### Extracted information
..............................
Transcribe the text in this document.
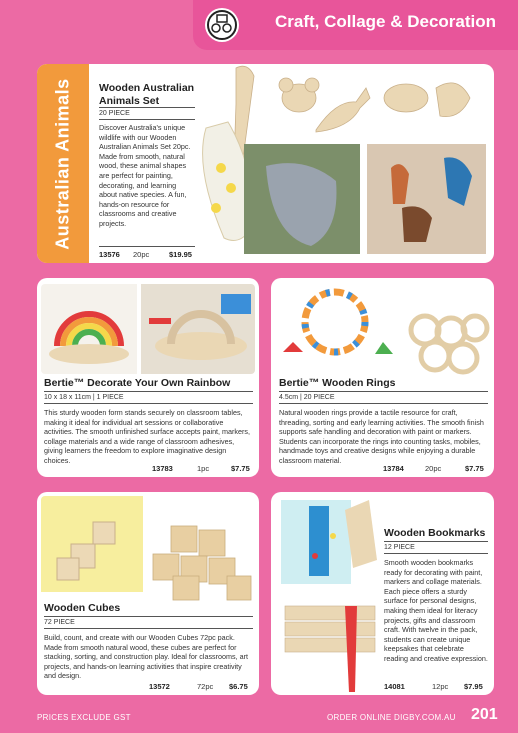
Craft, Collage & Decoration
Australian Animals	Wooden Australian
Animals Set
20 PIECE
Discover Australia's unique wildlife with our Wooden Australian Animals Set 20pc. Made from smooth, natural wood, these animal shapes are perfect for painting, decorating, and learning about native species. A fun, hands-on resource for classrooms and creative projects.
13576 20pc	$19.95
Bertie™ Decorate Your Own Rainbow
10 x 18 x 11cm | 1 PIECE
This sturdy wooden form stands securely on classroom tables, making it ideal for individual art sessions or collaborative activities. The smooth unfinished surface accepts paint, markers, collage materials and a wide range of classroom adhesives, giving learners the freedom to explore imaginative design choices.
13783	1pc	$7.75
Bertie™ Wooden Rings
4.5cm | 20 PIECE
Natural wooden rings provide a tactile resource for craft, threading, sorting and early learning activities. The smooth finish supports safe handling and decoration with paint or markers. Students can incorporate the rings into counting tasks, mobiles, handmade toys and creative designs while enjoying a durable classroom material.
13784	20pc	$7.75
Wooden Cubes
72 PIECE
Build, count, and create with our Wooden Cubes 72pc pack. Made from smooth natural wood, these cubes are perfect for stacking, sorting, and construction play. Ideal for classrooms, art projects, and hands-on learning activities that inspire creativity and design.
13572	72pc $6.75
Wooden Bookmarks
12 PIECE
Smooth wooden bookmarks ready for decorating with paint, markers and collage materials. Each piece offers a sturdy surface for personal designs, making them ideal for literacy projects, gifts and classroom craft. With twelve in the pack, students can create unique keepsakes that celebrate reading and creative expression.
14081	12pc $7.95
PRICES EXCLUDE GST	ORDER ONLINE DIGBY.COM.AU 201
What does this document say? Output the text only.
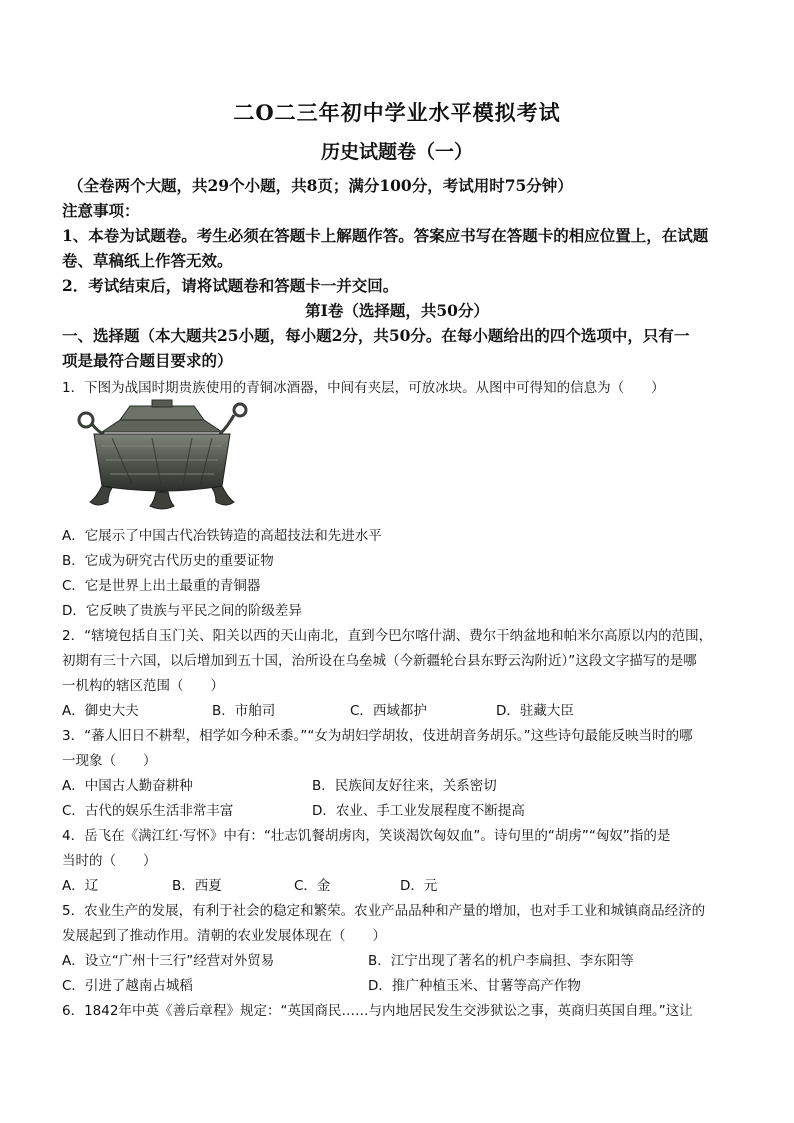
二O二三年初中学业水平模拟考试
历史试题卷（一）
（全卷两个大题，共29个小题，共8页；满分100分，考试用时75分钟）
注意事项：
1、本卷为试题卷。考生必须在答题卡上解题作答。答案应书写在答题卡的相应位置上，在试题
卷、草稿纸上作答无效。
2．考试结束后，请将试题卷和答题卡一并交回。
第Ⅰ卷（选择题，共50分）
一、选择题（本大题共25小题，每小题2分，共50分。在每小题给出的四个选项中，只有一
项是最符合题目要求的）
1．下图为战国时期贵族使用的青铜冰酒器，中间有夹层，可放冰块。从图中可得知的信息为（　　）
A．它展示了中国古代冶铁铸造的高超技法和先进水平
B．它成为研究古代历史的重要证物
C．它是世界上出土最重的青铜器
D．它反映了贵族与平民之间的阶级差异
2．“辖境包括自玉门关、阳关以西的天山南北，直到今巴尔喀什湖、费尔干纳盆地和帕米尔高原以内的范围，
初期有三十六国，以后增加到五十国，治所设在乌垒城（今新疆轮台县东野云沟附近）”这段文字描写的是哪
一机构的辖区范围（　　）
A．御史大夫	B．市舶司	C．西域都护	D．驻藏大臣
3．“蕃人旧日不耕犁，相学如今种禾黍。”“女为胡妇学胡妆，伎进胡音务胡乐。”这些诗句最能反映当时的哪
一现象（　　）
A．中国古人勤奋耕种	B．民族间友好往来，关系密切
C．古代的娱乐生活非常丰富	D．农业、手工业发展程度不断提高
4．岳飞在《满江红·写怀》中有：“壮志饥餐胡虏肉，笑谈渴饮匈奴血”。诗句里的“胡虏”“匈奴”指的是
当时的（　　）
A．辽	B．西夏	C．金	D．元
5．农业生产的发展，有利于社会的稳定和繁荣。农业产品品种和产量的增加，也对手工业和城镇商品经济的
发展起到了推动作用。清朝的农业发展体现在（　　）
A．设立“广州十三行”经营对外贸易	B．江宁出现了著名的机户李扁担、李东阳等
C．引进了越南占城稻	D．推广种植玉米、甘薯等高产作物
6．1842年中英《善后章程》规定：“英国商民……与内地居民发生交涉狱讼之事，英商归英国自理。”这让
..............................
Drop the pictures and reproduce the rest of the entries above exactly.

### The response
Transcribe the text in this document.
Craft, Collage & Decoration
Australian Animals	Wooden Australian
Animals Set
20 PIECE
Discover Australia's unique wildlife with our Wooden Australian Animals Set 20pc. Made from smooth, natural wood, these animal shapes are perfect for painting, decorating, and learning about native species. A fun, hands-on resource for classrooms and creative projects.
13576 20pc	$19.95
Bertie™ Decorate Your Own Rainbow
10 x 18 x 11cm | 1 PIECE
This sturdy wooden form stands securely on classroom tables, making it ideal for individual art sessions or collaborative activities. The smooth unfinished surface accepts paint, markers, collage materials and a wide range of classroom adhesives, giving learners the freedom to explore imaginative design choices.
13783	1pc	$7.75
Bertie™ Wooden Rings
4.5cm | 20 PIECE
Natural wooden rings provide a tactile resource for craft, threading, sorting and early learning activities. The smooth finish supports safe handling and decoration with paint or markers. Students can incorporate the rings into counting tasks, mobiles, handmade toys and creative designs while enjoying a durable classroom material.
13784	20pc	$7.75
Wooden Cubes
72 PIECE
Build, count, and create with our Wooden Cubes 72pc pack. Made from smooth natural wood, these cubes are perfect for stacking, sorting, and construction play. Ideal for classrooms, art projects, and hands-on learning activities that inspire creativity and design.
13572	72pc $6.75
Wooden Bookmarks
12 PIECE
Smooth wooden bookmarks ready for decorating with paint, markers and collage materials. Each piece offers a sturdy surface for personal designs, making them ideal for literacy projects, gifts and classroom craft. With twelve in the pack, students can create unique keepsakes that celebrate reading and creative expression.
14081	12pc $7.95
PRICES EXCLUDE GST	ORDER ONLINE DIGBY.COM.AU 201
What does this document say? Output the text only.
二O二三年初中学业水平模拟考试
历史试题卷（一）
（全卷两个大题，共29个小题，共8页；满分100分，考试用时75分钟）
注意事项：
1、本卷为试题卷。考生必须在答题卡上解题作答。答案应书写在答题卡的相应位置上，在试题
卷、草稿纸上作答无效。
2．考试结束后，请将试题卷和答题卡一并交回。
第Ⅰ卷（选择题，共50分）
一、选择题（本大题共25小题，每小题2分，共50分。在每小题给出的四个选项中，只有一
项是最符合题目要求的）
1．下图为战国时期贵族使用的青铜冰酒器，中间有夹层，可放冰块。从图中可得知的信息为（　　）
A．它展示了中国古代冶铁铸造的高超技法和先进水平
B．它成为研究古代历史的重要证物
C．它是世界上出土最重的青铜器
D．它反映了贵族与平民之间的阶级差异
2．“辖境包括自玉门关、阳关以西的天山南北，直到今巴尔喀什湖、费尔干纳盆地和帕米尔高原以内的范围，
初期有三十六国，以后增加到五十国，治所设在乌垒城（今新疆轮台县东野云沟附近）”这段文字描写的是哪
一机构的辖区范围（　　）
A．御史大夫	B．市舶司	C．西域都护	D．驻藏大臣
3．“蕃人旧日不耕犁，相学如今种禾黍。”“女为胡妇学胡妆，伎进胡音务胡乐。”这些诗句最能反映当时的哪
一现象（　　）
A．中国古人勤奋耕种	B．民族间友好往来，关系密切
C．古代的娱乐生活非常丰富	D．农业、手工业发展程度不断提高
4．岳飞在《满江红·写怀》中有：“壮志饥餐胡虏肉，笑谈渴饮匈奴血”。诗句里的“胡虏”“匈奴”指的是
当时的（　　）
A．辽	B．西夏	C．金	D．元
5．农业生产的发展，有利于社会的稳定和繁荣。农业产品品种和产量的增加，也对手工业和城镇商品经济的
发展起到了推动作用。清朝的农业发展体现在（　　）
A．设立“广州十三行”经营对外贸易	B．江宁出现了著名的机户李扁担、李东阳等
C．引进了越南占城稻	D．推广种植玉米、甘薯等高产作物
6．1842年中英《善后章程》规定：“英国商民……与内地居民发生交涉狱讼之事，英商归英国自理。”这让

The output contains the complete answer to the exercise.